◆ **Do this**: Copy out each line featuring the string "January" from the entries beneath.

Dataset items:
::::::
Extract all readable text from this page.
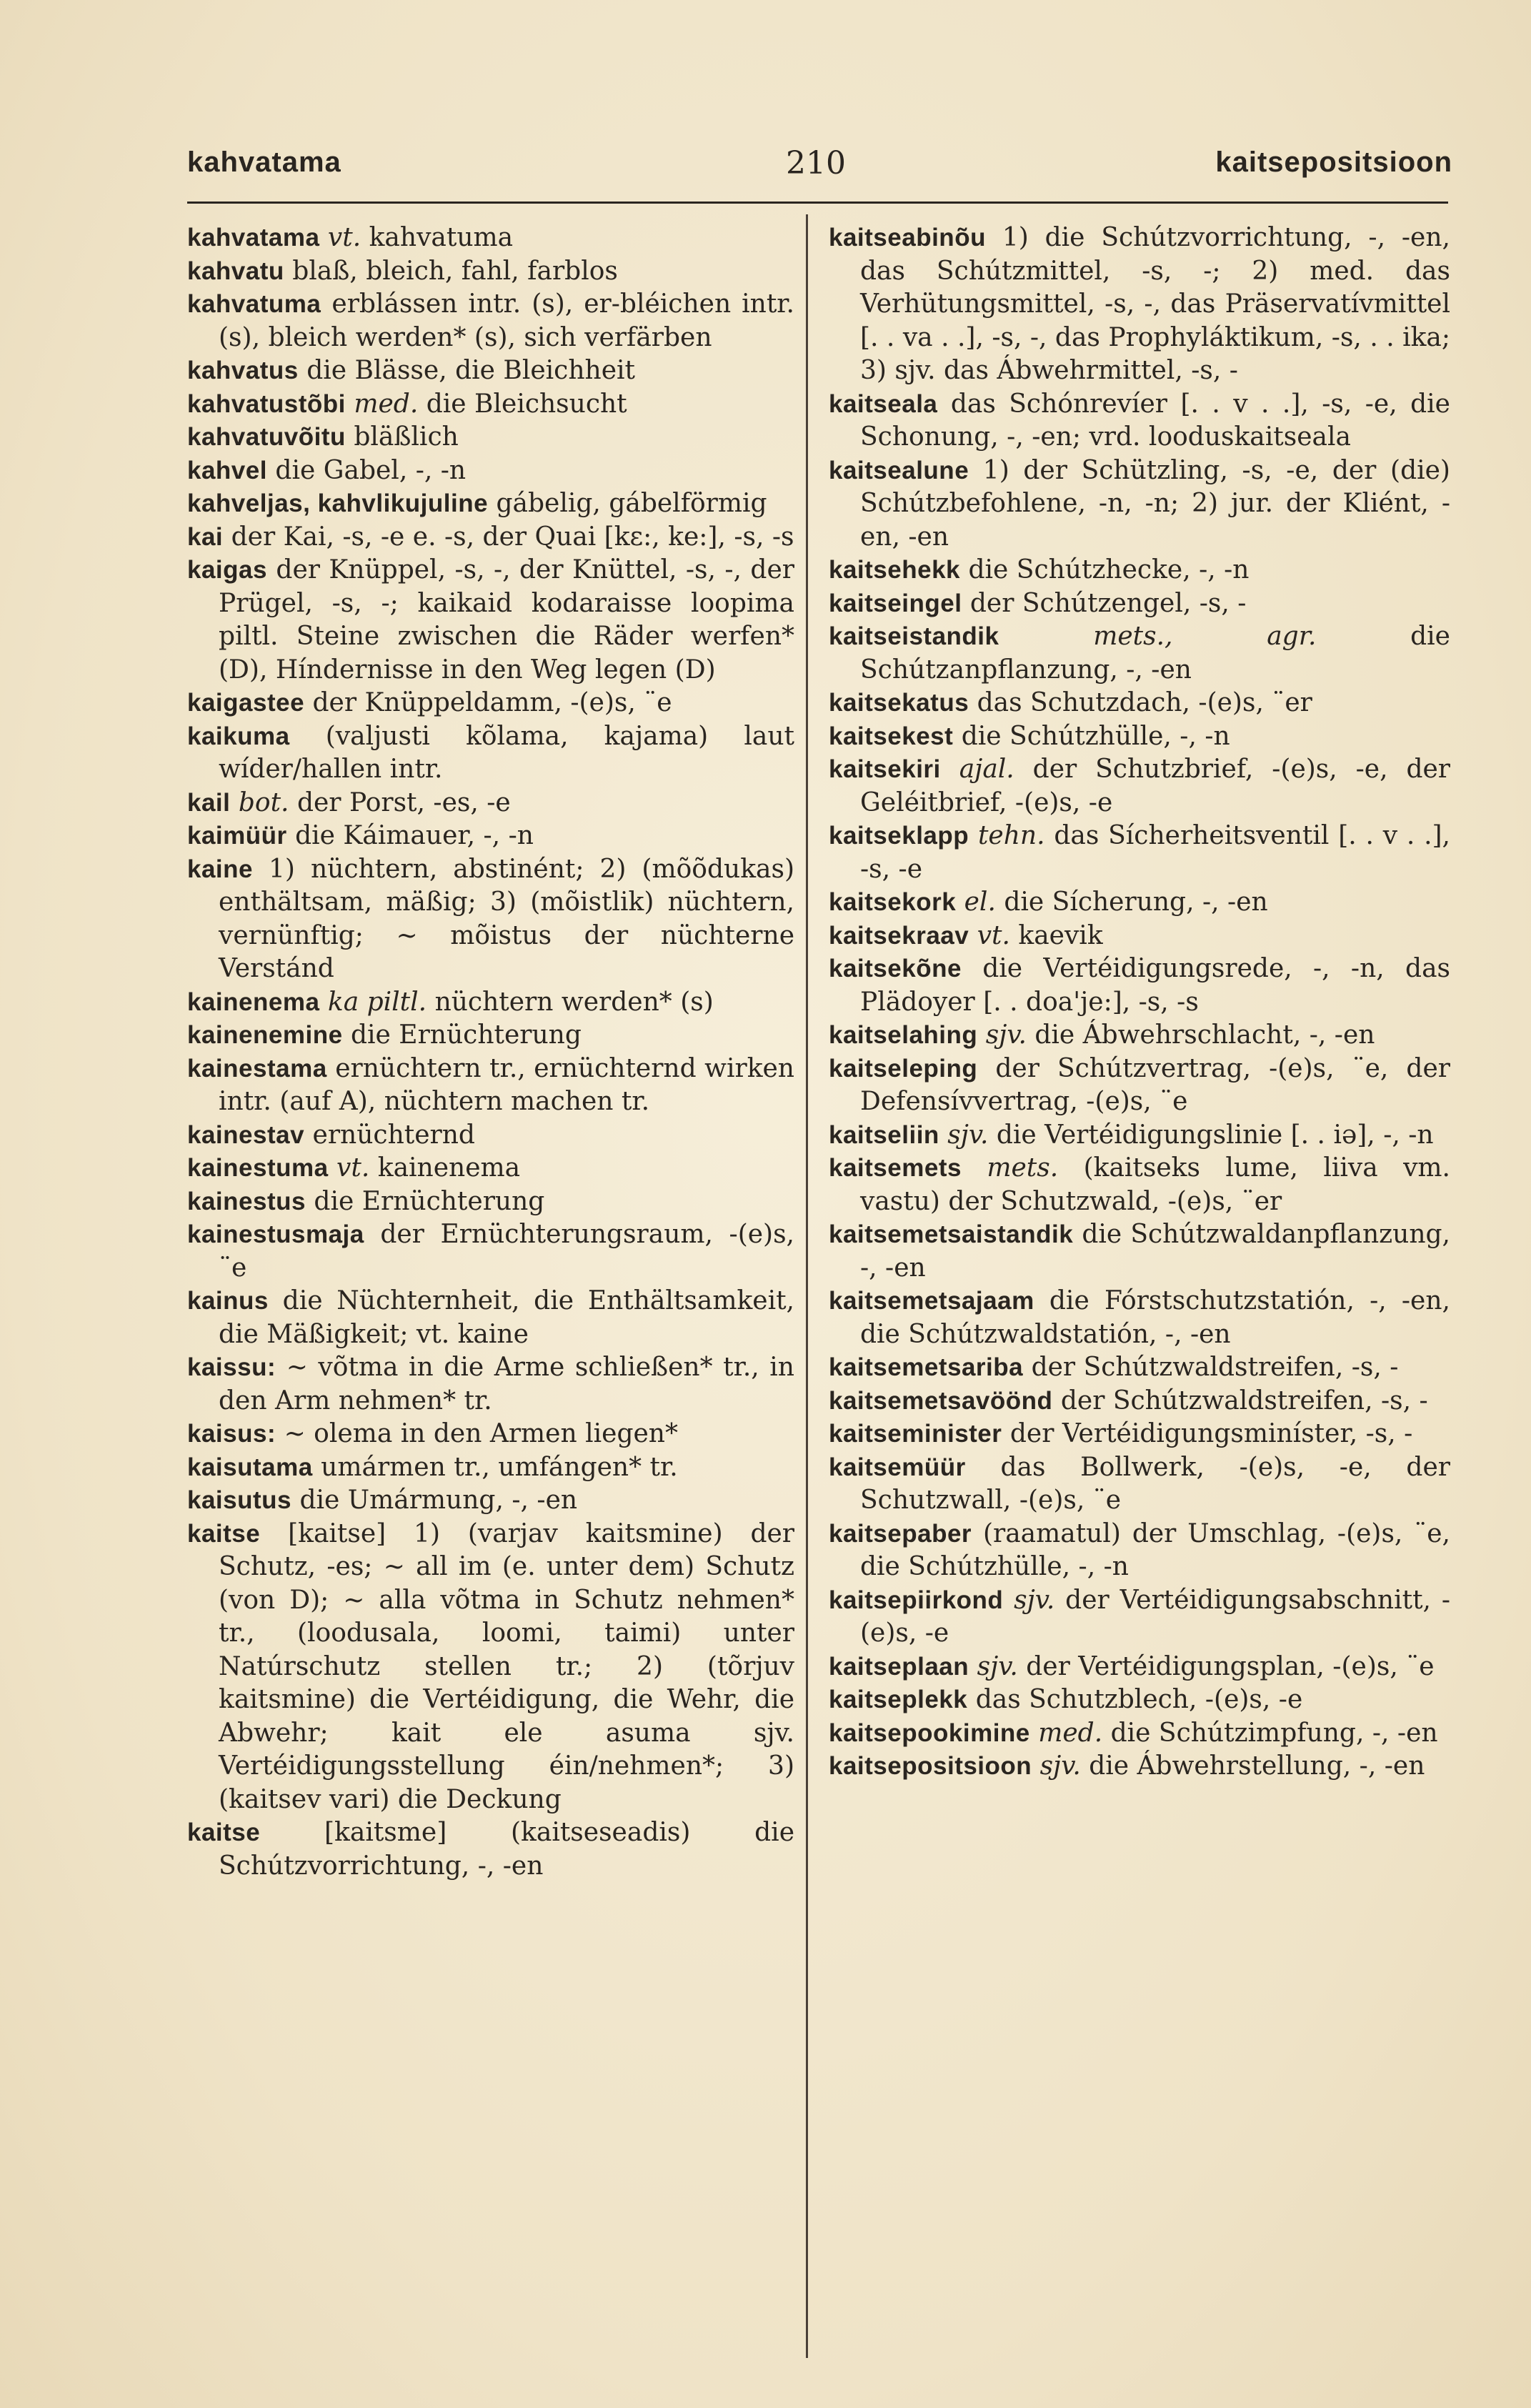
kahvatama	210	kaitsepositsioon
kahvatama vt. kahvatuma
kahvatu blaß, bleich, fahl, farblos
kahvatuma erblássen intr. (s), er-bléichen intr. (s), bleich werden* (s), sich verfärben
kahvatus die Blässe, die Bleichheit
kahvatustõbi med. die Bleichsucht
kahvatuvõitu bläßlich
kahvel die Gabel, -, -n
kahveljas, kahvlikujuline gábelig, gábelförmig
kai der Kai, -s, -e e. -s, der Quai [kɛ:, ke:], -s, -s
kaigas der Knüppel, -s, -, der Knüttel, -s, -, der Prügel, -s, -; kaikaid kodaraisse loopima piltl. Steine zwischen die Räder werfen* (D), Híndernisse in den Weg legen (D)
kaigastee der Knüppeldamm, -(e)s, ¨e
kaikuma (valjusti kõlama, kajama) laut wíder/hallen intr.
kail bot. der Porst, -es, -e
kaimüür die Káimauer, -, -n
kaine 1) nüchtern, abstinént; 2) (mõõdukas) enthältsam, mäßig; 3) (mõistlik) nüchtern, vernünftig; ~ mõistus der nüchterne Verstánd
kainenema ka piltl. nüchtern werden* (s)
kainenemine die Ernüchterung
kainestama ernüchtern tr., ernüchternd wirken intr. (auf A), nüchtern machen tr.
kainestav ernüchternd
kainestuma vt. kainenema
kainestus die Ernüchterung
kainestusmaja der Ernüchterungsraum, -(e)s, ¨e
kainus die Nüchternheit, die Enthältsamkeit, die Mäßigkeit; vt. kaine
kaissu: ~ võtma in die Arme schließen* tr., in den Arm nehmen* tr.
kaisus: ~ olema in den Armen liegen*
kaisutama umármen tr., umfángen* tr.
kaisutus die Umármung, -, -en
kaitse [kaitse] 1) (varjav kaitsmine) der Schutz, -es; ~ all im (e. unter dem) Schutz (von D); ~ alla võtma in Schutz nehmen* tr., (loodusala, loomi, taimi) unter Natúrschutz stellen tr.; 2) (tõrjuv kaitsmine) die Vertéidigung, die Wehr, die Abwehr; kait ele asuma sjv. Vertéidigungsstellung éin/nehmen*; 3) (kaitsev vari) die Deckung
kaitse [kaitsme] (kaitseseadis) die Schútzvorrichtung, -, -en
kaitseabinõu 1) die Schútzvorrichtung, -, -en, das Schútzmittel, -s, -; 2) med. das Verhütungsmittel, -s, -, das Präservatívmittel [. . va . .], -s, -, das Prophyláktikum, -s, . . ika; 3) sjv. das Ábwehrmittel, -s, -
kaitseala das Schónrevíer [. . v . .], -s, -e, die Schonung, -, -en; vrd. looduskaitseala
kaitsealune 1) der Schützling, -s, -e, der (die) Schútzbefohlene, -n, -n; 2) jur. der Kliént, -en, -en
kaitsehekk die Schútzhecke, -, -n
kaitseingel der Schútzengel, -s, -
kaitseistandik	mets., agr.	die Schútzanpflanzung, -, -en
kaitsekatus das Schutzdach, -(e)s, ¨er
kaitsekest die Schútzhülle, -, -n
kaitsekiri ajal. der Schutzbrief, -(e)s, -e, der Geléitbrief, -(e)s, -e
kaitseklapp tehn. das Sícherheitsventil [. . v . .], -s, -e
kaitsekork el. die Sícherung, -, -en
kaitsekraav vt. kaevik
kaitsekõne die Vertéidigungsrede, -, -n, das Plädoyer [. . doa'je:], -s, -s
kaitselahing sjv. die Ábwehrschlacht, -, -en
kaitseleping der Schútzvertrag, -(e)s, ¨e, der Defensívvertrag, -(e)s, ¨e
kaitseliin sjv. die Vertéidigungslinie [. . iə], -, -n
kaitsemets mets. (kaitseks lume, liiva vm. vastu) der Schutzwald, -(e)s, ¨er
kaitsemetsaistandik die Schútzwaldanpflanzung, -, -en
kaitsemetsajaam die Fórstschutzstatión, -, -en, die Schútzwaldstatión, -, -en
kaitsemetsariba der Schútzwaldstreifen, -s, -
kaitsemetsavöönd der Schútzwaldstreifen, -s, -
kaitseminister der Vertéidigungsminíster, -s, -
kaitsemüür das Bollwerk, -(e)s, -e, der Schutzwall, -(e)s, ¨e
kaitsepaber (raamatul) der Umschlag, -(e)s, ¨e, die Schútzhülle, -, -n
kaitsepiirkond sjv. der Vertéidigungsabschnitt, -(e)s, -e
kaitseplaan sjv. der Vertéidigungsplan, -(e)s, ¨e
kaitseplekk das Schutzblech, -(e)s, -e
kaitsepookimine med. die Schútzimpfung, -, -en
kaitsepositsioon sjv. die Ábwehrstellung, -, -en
::::::
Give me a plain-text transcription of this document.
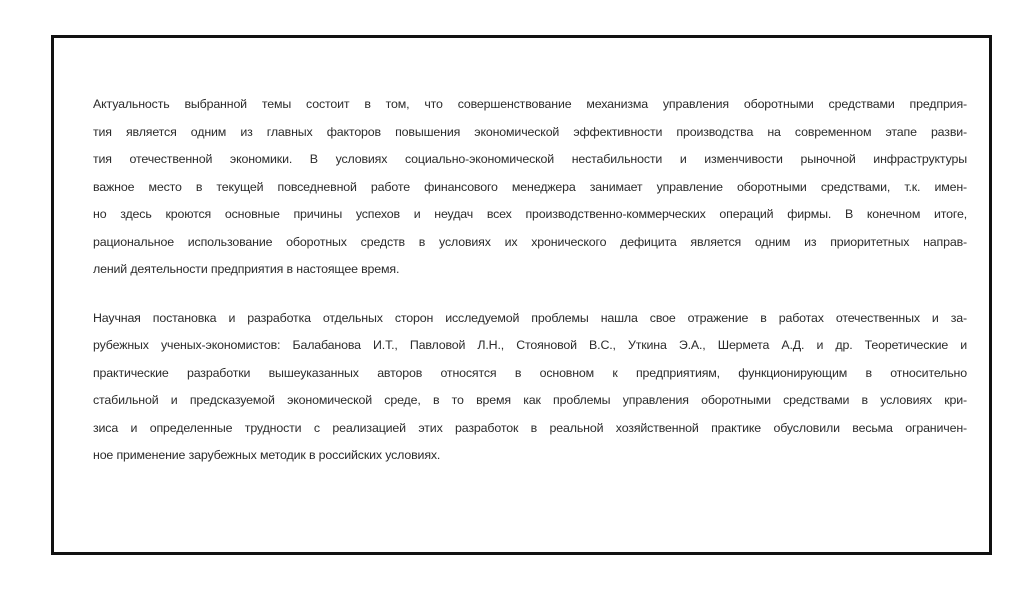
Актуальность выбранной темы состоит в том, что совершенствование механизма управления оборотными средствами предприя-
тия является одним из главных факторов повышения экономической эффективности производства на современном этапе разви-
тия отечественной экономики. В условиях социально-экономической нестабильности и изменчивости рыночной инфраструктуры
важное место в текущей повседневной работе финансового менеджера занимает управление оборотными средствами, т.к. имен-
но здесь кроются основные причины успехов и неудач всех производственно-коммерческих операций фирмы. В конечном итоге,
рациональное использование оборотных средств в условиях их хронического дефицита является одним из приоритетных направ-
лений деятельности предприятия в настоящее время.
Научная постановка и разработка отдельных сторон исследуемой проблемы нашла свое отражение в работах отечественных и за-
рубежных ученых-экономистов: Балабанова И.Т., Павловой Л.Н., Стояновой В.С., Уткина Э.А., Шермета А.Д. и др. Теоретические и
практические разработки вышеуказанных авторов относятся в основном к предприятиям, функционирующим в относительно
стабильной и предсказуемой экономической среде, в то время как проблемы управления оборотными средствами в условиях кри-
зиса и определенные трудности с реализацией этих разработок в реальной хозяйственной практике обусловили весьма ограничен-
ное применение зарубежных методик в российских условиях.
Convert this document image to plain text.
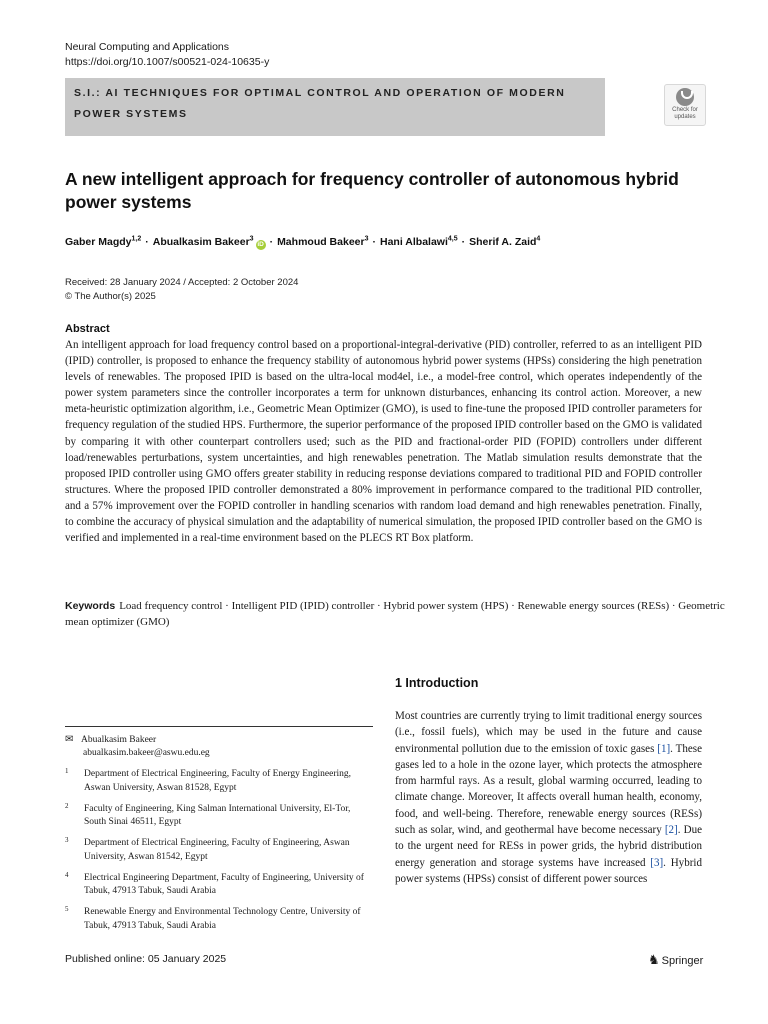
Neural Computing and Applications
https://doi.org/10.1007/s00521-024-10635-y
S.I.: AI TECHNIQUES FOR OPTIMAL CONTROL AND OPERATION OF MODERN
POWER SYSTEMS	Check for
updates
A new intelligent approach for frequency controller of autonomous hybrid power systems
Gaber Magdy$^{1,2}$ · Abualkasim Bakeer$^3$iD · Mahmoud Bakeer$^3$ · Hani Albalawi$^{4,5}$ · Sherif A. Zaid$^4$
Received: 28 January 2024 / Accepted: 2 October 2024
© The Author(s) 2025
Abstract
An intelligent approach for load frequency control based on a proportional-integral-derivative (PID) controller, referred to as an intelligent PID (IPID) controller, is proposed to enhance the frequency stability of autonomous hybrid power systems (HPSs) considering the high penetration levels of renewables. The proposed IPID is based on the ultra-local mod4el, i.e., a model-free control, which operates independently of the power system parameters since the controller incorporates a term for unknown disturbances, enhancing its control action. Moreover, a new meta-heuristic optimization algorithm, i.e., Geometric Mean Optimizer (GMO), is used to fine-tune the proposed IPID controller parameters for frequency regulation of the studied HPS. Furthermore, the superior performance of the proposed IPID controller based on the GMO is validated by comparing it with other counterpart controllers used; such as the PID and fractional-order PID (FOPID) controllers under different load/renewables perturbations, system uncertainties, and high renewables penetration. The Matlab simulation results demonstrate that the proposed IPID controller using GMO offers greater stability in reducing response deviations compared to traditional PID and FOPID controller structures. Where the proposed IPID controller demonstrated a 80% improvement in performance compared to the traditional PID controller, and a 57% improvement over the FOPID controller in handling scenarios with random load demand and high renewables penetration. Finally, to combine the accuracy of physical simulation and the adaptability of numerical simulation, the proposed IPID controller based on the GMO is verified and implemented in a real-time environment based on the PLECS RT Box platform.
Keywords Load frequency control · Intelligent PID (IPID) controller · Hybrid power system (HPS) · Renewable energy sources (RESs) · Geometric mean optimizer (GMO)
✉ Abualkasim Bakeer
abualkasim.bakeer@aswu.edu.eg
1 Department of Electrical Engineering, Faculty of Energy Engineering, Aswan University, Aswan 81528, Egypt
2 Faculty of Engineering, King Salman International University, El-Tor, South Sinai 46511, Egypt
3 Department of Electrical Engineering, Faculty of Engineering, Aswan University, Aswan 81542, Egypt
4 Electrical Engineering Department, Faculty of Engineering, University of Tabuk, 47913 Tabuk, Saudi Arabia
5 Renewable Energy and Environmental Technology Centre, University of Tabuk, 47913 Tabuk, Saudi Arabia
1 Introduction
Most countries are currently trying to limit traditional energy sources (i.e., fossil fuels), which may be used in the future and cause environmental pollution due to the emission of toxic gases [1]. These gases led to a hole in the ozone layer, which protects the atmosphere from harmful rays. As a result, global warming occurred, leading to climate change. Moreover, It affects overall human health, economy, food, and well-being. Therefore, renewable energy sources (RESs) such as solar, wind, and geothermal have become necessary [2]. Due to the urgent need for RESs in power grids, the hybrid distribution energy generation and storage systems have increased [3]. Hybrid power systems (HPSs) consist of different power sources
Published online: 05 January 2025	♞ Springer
::::::
◆ **Output below**:
Received: 28 January 2024 / Accepted: 2 October 2024
Published online: 05 January 2025	♞ Springer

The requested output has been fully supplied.